Data lines
——————
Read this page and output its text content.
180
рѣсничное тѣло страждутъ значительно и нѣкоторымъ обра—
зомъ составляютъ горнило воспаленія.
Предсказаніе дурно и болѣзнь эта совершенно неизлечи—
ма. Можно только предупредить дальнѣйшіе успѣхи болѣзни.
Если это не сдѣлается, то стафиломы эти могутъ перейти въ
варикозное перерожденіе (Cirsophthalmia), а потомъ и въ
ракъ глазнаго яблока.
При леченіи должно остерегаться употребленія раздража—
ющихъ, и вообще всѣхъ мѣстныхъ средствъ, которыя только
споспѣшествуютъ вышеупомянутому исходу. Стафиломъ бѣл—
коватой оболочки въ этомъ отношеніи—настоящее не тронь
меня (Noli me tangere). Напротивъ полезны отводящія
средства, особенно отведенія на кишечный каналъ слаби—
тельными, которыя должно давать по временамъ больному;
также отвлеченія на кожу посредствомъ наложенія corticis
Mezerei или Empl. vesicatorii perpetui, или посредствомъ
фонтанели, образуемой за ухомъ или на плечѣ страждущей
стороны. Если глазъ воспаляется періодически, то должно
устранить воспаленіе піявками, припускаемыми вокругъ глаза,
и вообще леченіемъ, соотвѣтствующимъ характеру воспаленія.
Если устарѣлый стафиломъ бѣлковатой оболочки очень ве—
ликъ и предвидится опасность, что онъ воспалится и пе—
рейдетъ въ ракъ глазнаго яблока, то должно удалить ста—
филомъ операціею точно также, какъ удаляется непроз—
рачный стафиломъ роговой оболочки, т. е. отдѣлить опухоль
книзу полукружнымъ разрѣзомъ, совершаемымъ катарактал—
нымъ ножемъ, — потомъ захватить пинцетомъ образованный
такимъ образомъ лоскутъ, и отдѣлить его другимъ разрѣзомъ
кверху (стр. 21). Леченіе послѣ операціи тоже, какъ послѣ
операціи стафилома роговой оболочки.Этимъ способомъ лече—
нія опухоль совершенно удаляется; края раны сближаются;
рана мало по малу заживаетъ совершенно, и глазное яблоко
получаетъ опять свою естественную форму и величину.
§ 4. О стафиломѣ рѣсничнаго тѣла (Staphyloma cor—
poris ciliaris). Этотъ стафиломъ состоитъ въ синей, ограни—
——————
What you will do
Only the number is wanted: how many lines of the data contain the word "потомъ"?

Output of the task
2